SUPPLIED DATA:
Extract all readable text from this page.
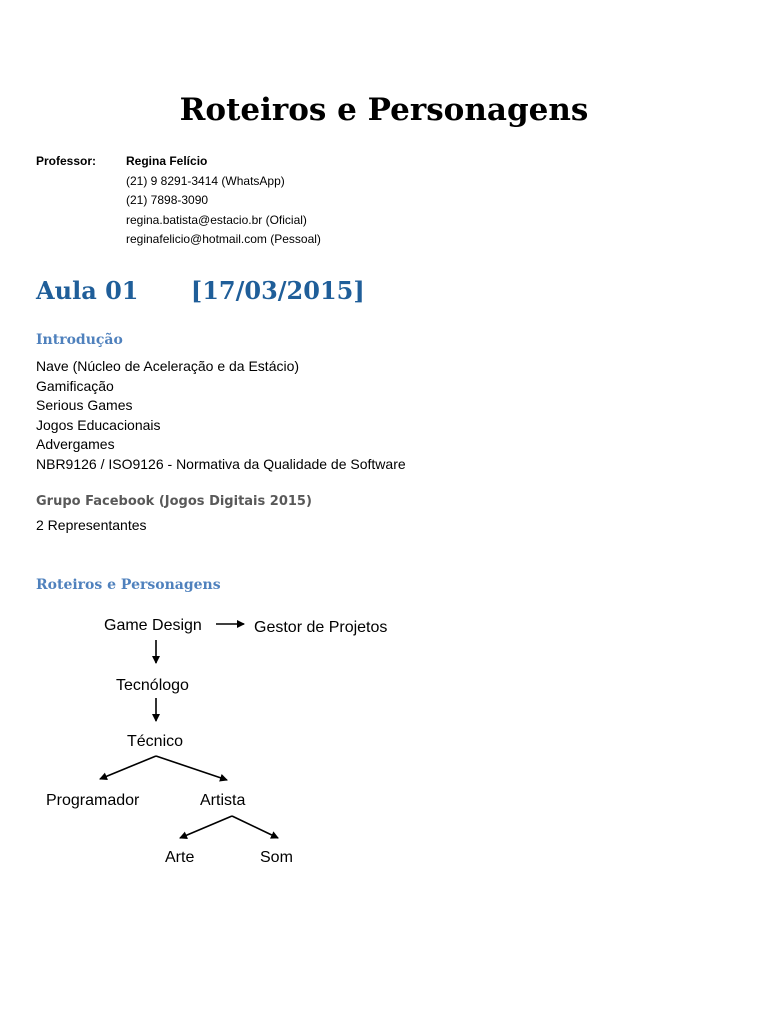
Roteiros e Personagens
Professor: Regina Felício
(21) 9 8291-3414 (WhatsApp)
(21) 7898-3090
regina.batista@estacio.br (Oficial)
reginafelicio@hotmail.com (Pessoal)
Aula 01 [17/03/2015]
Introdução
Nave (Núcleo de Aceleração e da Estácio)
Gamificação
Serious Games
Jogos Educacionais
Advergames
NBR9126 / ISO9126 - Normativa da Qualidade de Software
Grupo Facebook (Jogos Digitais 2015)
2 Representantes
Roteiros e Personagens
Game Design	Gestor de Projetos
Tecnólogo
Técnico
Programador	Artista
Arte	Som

PROBLEM:
The entries above should be reproduced exactly, without their pictures.

EXERCISE ANSWER:
Extract all readable text from this page.
Roteiros e Personagens
Professor: Regina Felício
(21) 9 8291-3414 (WhatsApp)
(21) 7898-3090
regina.batista@estacio.br (Oficial)
reginafelicio@hotmail.com (Pessoal)
Aula 01 [17/03/2015]
Introdução
Nave (Núcleo de Aceleração e da Estácio)
Gamificação
Serious Games
Jogos Educacionais
Advergames
NBR9126 / ISO9126 - Normativa da Qualidade de Software
Grupo Facebook (Jogos Digitais 2015)
2 Representantes
Roteiros e Personagens
Game Design	Gestor de Projetos
Tecnólogo
Técnico
Programador	Artista
Arte	Som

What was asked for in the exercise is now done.